◆ **Data provided**:
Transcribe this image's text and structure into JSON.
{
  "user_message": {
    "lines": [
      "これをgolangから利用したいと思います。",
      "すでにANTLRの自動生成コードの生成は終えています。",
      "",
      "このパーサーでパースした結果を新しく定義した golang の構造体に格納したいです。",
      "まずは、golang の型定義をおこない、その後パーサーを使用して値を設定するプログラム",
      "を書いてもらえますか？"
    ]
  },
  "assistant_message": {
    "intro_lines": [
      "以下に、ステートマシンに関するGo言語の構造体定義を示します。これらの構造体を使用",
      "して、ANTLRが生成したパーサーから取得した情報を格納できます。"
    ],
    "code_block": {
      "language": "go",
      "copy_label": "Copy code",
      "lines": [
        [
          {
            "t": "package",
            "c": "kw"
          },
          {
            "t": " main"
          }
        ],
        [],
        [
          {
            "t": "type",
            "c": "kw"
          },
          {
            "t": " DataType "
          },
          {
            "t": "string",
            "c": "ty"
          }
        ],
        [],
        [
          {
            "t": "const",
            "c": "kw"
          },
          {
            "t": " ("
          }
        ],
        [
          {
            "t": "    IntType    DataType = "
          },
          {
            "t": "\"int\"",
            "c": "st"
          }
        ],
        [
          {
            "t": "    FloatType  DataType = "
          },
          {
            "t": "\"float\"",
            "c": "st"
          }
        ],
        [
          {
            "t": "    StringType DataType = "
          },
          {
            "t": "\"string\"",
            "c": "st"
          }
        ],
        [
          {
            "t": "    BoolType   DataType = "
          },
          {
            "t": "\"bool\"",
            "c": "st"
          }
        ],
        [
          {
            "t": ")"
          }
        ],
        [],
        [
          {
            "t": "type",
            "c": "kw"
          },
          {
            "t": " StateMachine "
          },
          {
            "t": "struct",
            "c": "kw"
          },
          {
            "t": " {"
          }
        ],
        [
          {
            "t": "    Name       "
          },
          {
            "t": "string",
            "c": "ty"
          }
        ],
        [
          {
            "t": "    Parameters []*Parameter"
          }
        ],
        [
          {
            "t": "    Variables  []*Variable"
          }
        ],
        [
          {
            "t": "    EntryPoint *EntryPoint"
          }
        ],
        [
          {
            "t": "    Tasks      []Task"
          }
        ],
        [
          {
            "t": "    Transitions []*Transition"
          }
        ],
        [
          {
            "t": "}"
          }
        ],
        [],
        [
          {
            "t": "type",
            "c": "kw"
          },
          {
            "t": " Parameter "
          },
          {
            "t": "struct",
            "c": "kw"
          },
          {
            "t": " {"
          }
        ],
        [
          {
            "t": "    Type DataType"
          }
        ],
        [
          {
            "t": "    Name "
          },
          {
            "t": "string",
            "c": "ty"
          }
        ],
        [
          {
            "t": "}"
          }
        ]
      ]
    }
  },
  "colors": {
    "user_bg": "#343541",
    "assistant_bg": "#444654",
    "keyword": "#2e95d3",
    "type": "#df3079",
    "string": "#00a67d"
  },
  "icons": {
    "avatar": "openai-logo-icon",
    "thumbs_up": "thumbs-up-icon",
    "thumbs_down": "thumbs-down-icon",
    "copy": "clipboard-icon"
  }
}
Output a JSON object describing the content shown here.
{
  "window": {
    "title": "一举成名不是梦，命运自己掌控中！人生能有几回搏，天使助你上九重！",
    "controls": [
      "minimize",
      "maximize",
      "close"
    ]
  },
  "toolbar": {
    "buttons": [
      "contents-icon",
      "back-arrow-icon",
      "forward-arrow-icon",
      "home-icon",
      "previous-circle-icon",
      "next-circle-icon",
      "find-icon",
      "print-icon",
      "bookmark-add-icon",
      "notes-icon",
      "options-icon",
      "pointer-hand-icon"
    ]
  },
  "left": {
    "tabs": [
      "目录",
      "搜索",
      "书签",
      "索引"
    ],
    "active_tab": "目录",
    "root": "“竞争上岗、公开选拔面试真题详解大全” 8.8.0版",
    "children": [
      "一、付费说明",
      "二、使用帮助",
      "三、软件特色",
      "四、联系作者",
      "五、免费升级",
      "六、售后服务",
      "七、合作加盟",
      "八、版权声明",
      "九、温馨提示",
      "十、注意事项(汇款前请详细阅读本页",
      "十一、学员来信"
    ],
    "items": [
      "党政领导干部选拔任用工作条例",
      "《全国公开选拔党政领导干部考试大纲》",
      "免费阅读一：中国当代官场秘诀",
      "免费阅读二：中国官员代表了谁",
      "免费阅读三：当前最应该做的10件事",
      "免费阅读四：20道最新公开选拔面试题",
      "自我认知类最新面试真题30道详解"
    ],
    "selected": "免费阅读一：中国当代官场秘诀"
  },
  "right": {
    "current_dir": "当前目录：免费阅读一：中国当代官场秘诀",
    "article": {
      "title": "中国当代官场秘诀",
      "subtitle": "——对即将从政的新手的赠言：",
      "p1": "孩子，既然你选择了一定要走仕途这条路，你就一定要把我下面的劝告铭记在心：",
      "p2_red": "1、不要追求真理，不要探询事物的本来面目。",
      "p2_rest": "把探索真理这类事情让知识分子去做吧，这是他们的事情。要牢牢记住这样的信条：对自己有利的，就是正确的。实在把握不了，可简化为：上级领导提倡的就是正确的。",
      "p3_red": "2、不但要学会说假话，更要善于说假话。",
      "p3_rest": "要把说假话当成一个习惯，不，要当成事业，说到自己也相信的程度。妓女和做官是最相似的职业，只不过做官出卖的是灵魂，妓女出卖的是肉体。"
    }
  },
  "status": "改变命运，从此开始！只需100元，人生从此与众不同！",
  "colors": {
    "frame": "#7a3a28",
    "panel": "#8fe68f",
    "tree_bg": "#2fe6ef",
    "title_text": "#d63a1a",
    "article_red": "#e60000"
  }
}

◆ **Direction**: State the number of lines in these entries that include the string "thumbs". Provide nothing beyond that number.

◆ **Full solution**: 2